Exercise:
Copy all lines that contain the word "IEEE".

Items:
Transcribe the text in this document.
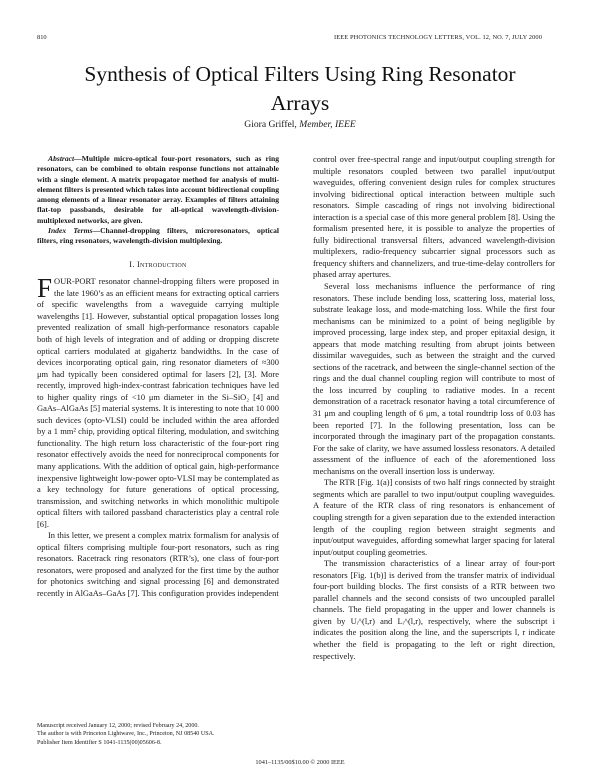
810	IEEE PHOTONICS TECHNOLOGY LETTERS, VOL. 12, NO. 7, JULY 2000
Synthesis of Optical Filters Using Ring Resonator Arrays
Giora Griffel, Member, IEEE

Abstract—Multiple micro-optical four-port resonators, such as ring resonators, can be combined to obtain response functions not attainable with a single element. A matrix propagator method for analysis of multi-element filters is presented which takes into account bidirectional coupling among elements of a linear resonator array. Examples of filters attaining flat-top passbands, desirable for all-optical wavelength-division-multiplexed networks, are given.

Index Terms—Channel-dropping filters, microresonators, optical filters, ring resonators, wavelength-division multiplexing.

I. Introduction

FOUR-PORT resonator channel-dropping filters were proposed in the late 1960’s as an efficient means for extracting optical carriers of specific wavelengths from a waveguide carrying multiple wavelengths [1]. However, substantial optical propagation losses long prevented realization of small high-performance resonators capable both of high levels of integration and of adding or dropping discrete optical carriers modulated at gigahertz bandwidths. In the case of devices incorporating optical gain, ring resonator diameters of ≈300 μm had typically been considered optimal for lasers [2], [3]. More recently, improved high-index-contrast fabrication techniques have led to higher quality rings of <10 μm diameter in the Si–SiO₂ [4] and GaAs–AlGaAs [5] material systems. It is interesting to note that 10 000 such devices (opto-VLSI) could be included within the area afforded by a 1 mm² chip, providing optical filtering, modulation, and switching functionality. The high return loss characteristic of the four-port ring resonator effectively avoids the need for nonreciprocal components for many applications. With the addition of optical gain, high-performance inexpensive lightweight low-power opto-VLSI may be contemplated as a key technology for future generations of optical processing, transmission, and switching networks in which monolithic multipole optical filters with tailored passband characteristics play a central role [6].

In this letter, we present a complex matrix formalism for analysis of optical filters comprising multiple four-port resonators, such as ring resonators. Racetrack ring resonators (RTR’s), one class of four-port resonators, were proposed and analyzed for the first time by the author for photonics switching and signal processing [6] and demonstrated recently in AlGaAs–GaAs [7]. This configuration provides independent

control over free-spectral range and input/output coupling strength for multiple resonators coupled between two parallel input/output waveguides, offering convenient design rules for complex structures involving bidirectional optical interaction between multiple such resonators. Simple cascading of rings not involving bidirectional interaction is a special case of this more general problem [8]. Using the formalism presented here, it is possible to analyze the properties of fully bidirectional transversal filters, advanced wavelength-division multiplexers, radio-frequency subcarrier signal processors such as frequency shifters and channelizers, and true-time-delay controllers for phased array apertures.

Several loss mechanisms influence the performance of ring resonators. These include bending loss, scattering loss, material loss, substrate leakage loss, and mode-matching loss. While the first four mechanisms can be minimized to a point of being negligible by improved processing, large index step, and proper epitaxial design, it appears that mode matching resulting from abrupt joints between dissimilar waveguides, such as between the straight and the curved sections of the racetrack, and between the single-channel section of the rings and the dual channel coupling region will contribute to most of the loss incurred by coupling to radiative modes. In a recent demonstration of a racetrack resonator having a total circumference of 31 μm and coupling length of 6 μm, a total roundtrip loss of 0.03 has been reported [7]. In the following presentation, loss can be incorporated through the imaginary part of the propagation constants. For the sake of clarity, we have assumed lossless resonators. A detailed assessment of the influence of each of the aforementioned loss mechanisms on the overall insertion loss is underway.

The RTR [Fig. 1(a)] consists of two half rings connected by straight segments which are parallel to two input/output coupling waveguides. A feature of the RTR class of ring resonators is enhancement of coupling strength for a given separation due to the extended interaction length of the coupling region between straight segments and input/output waveguides, affording somewhat larger spacing for lateral input/output coupling geometries.

The transmission characteristics of a linear array of four-port resonators [Fig. 1(b)] is derived from the transfer matrix of individual four-port building blocks. The first consists of a RTR between two parallel channels and the second consists of two uncoupled parallel channels. The field propagating in the upper and lower channels is given by Uᵢ^(l,r) and Lᵢ^(l,r), respectively, where the subscript i indicates the position along the line, and the superscripts l, r indicate whether the field is propagating to the left or right direction, respectively.

Manuscript received January 12, 2000; revised February 24, 2000.
The author is with Princeton Lightwave, Inc., Princeton, NJ 08540 USA.
Publisher Item Identifier S 1041-1135(00)05606-8.
1041–1135/00$10.00 © 2000 IEEE
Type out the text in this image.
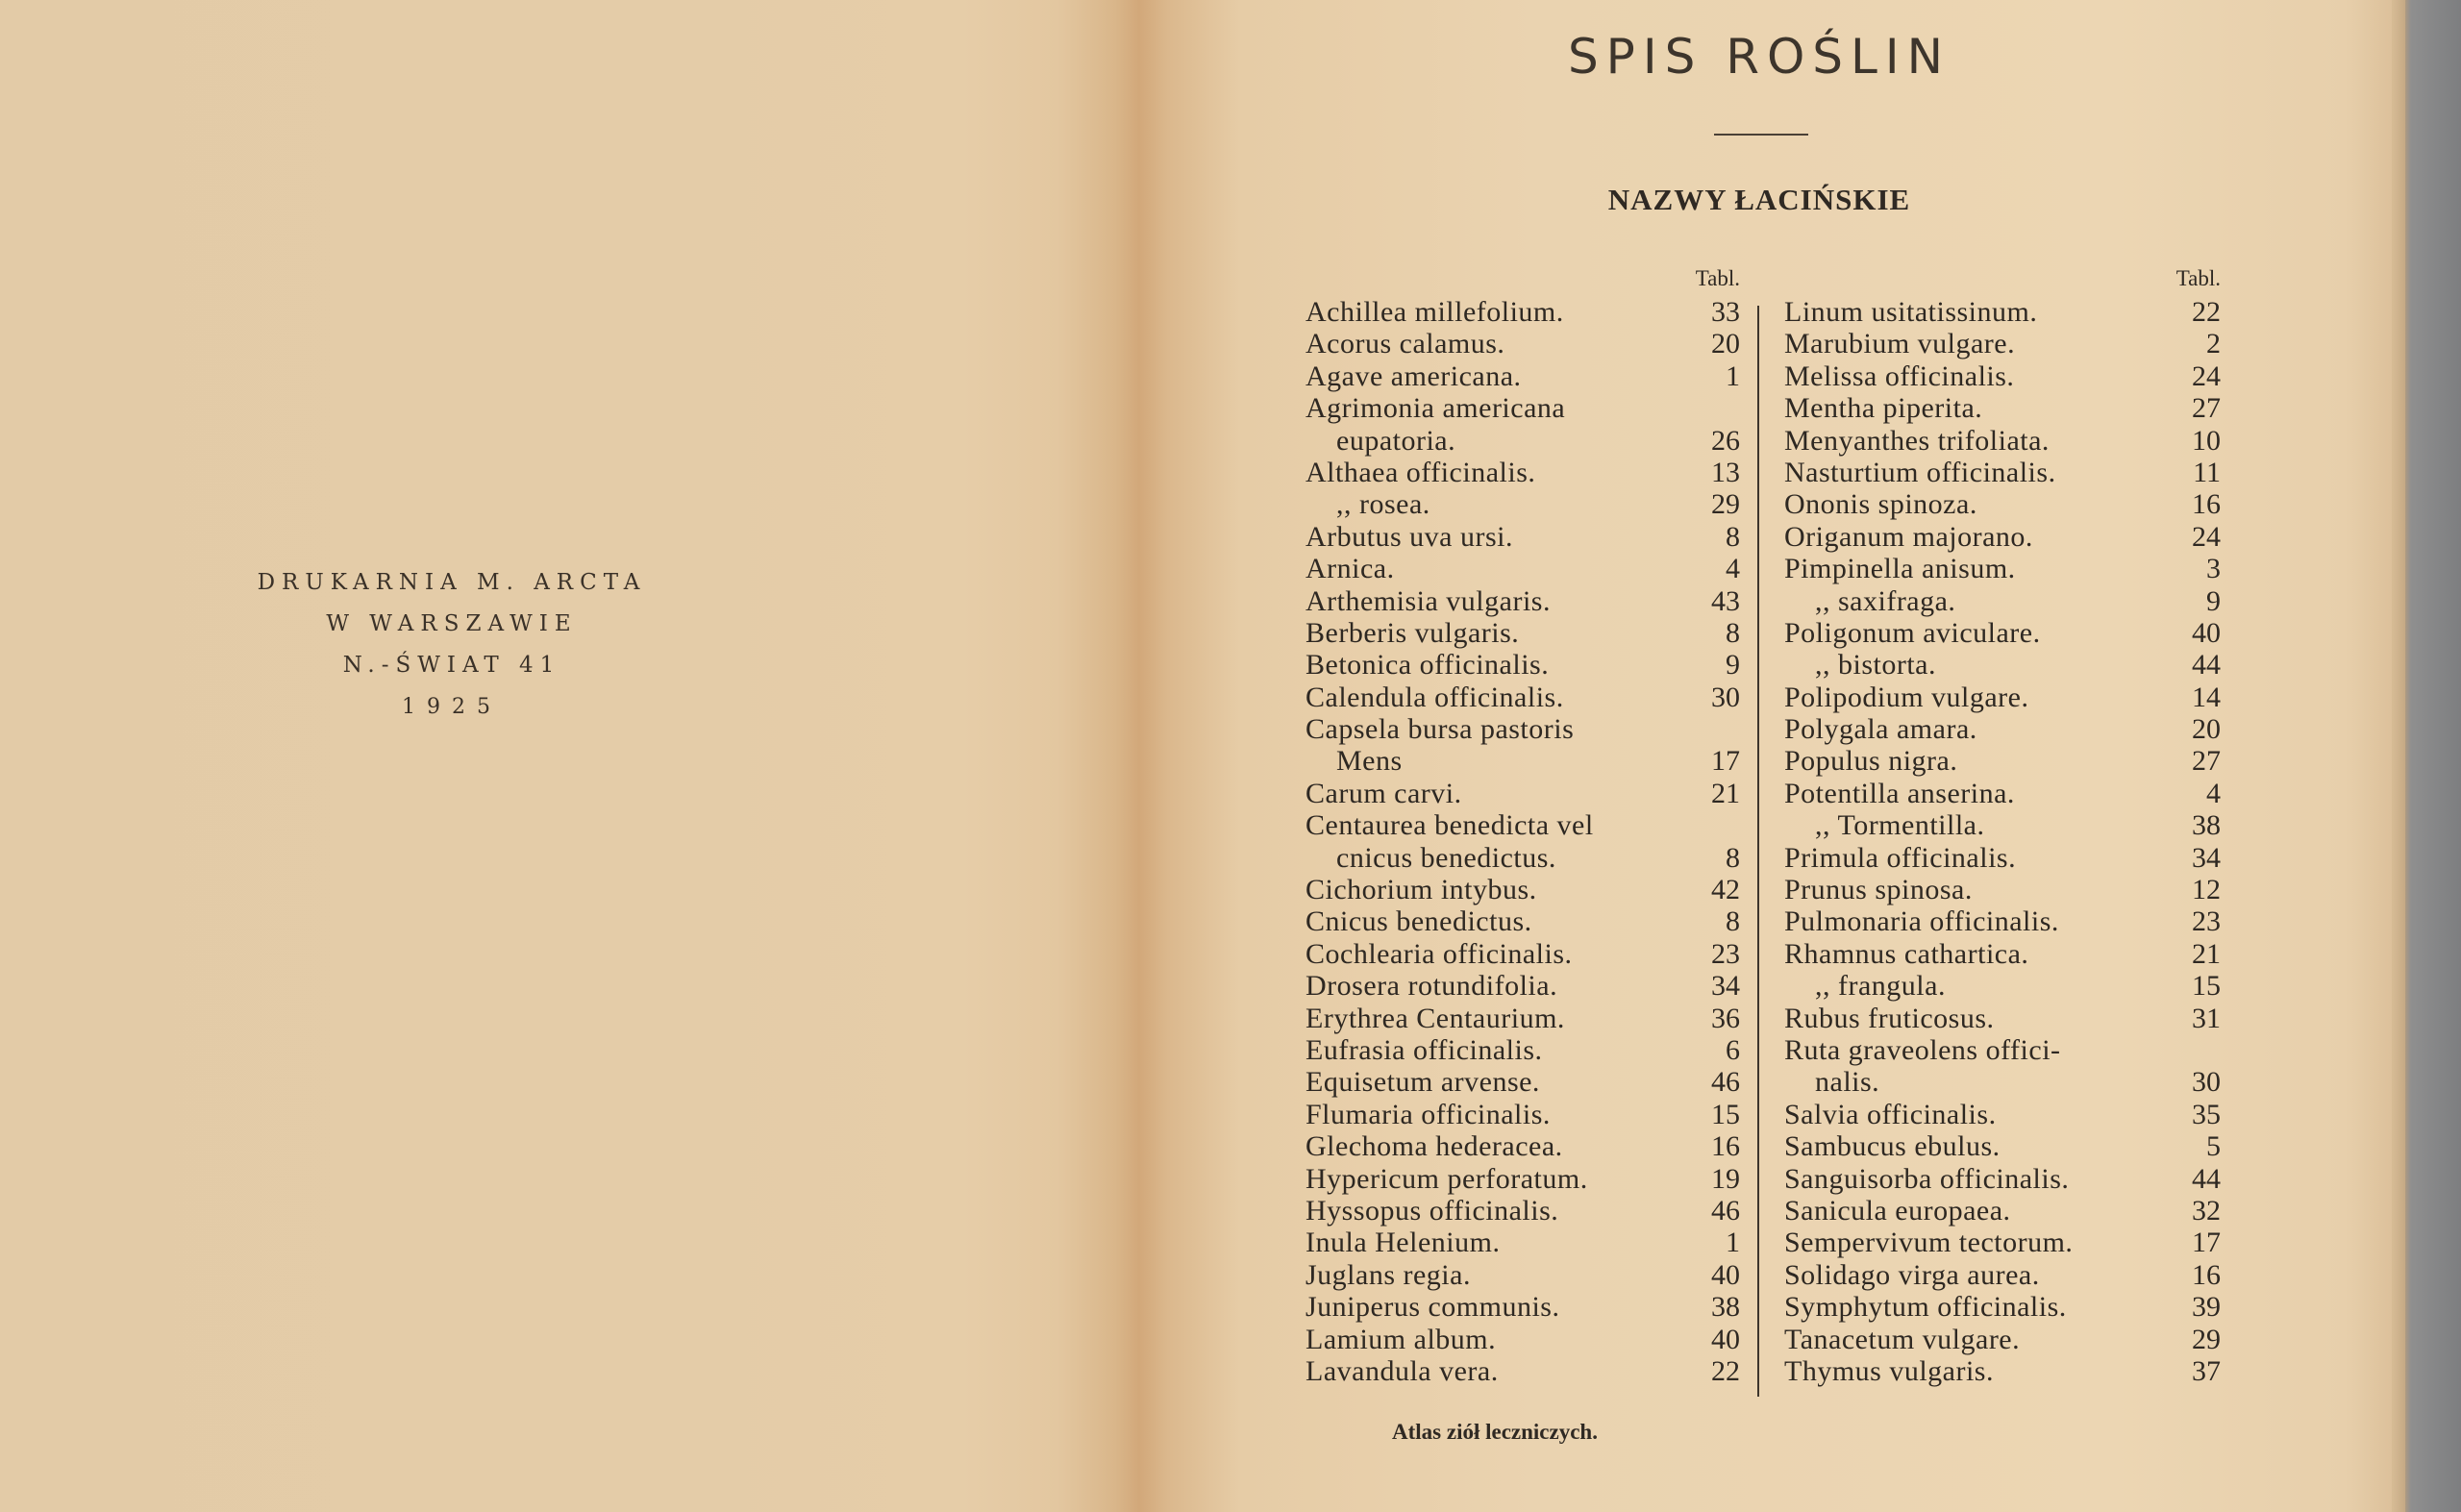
DRUKARNIA M. ARCTA
W WARSZAWIE
N.-ŚWIAT 41
1925
SPIS ROŚLIN
NAZWY ŁACIŃSKIE
Tabl.
Achillea millefolium.	33
Acorus calamus.	20
Agave americana.	1
Agrimonia americana
eupatoria.	26
Althaea officinalis.	13
,, rosea.	29
Arbutus uva ursi.	8
Arnica.	4
Arthemisia vulgaris.	43
Berberis vulgaris.	8
Betonica officinalis.	9
Calendula officinalis.	30
Capsela bursa pastoris
Mens	17
Carum carvi.	21
Centaurea benedicta vel
cnicus benedictus.	8
Cichorium intybus.	42
Cnicus benedictus.	8
Cochlearia officinalis.	23
Drosera rotundifolia.	34
Erythrea Centaurium.	36
Eufrasia officinalis.	6
Equisetum arvense.	46
Flumaria officinalis.	15
Glechoma hederacea.	16
Hypericum perforatum.	19
Hyssopus officinalis.	46
Inula Helenium.	1
Juglans regia.	40
Juniperus communis.	38
Lamium album.	40
Lavandula vera.	22
Tabl.
Linum usitatissinum.	22
Marubium vulgare.	2
Melissa officinalis.	24
Mentha piperita.	27
Menyanthes trifoliata.	10
Nasturtium officinalis.	11
Ononis spinoza.	16
Origanum majorano.	24
Pimpinella anisum.	3
,, saxifraga.	9
Poligonum aviculare.	40
,, bistorta.	44
Polipodium vulgare.	14
Polygala amara.	20
Populus nigra.	27
Potentilla anserina.	4
,, Tormentilla.	38
Primula officinalis.	34
Prunus spinosa.	12
Pulmonaria officinalis.	23
Rhamnus cathartica.	21
,, frangula.	15
Rubus fruticosus.	31
Ruta graveolens offici-
nalis.	30
Salvia officinalis.	35
Sambucus ebulus.	5
Sanguisorba officinalis.	44
Sanicula europaea.	32
Sempervivum tectorum.	17
Solidago virga aurea.	16
Symphytum officinalis.	39
Tanacetum vulgare.	29
Thymus vulgaris.	37
Atlas ziół leczniczych.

Worked solution:
810	IEEE PHOTONICS TECHNOLOGY LETTERS, VOL. 12, NO. 7, JULY 2000
Giora Griffel, Member, IEEE
1041–1135/00$10.00 © 2000 IEEE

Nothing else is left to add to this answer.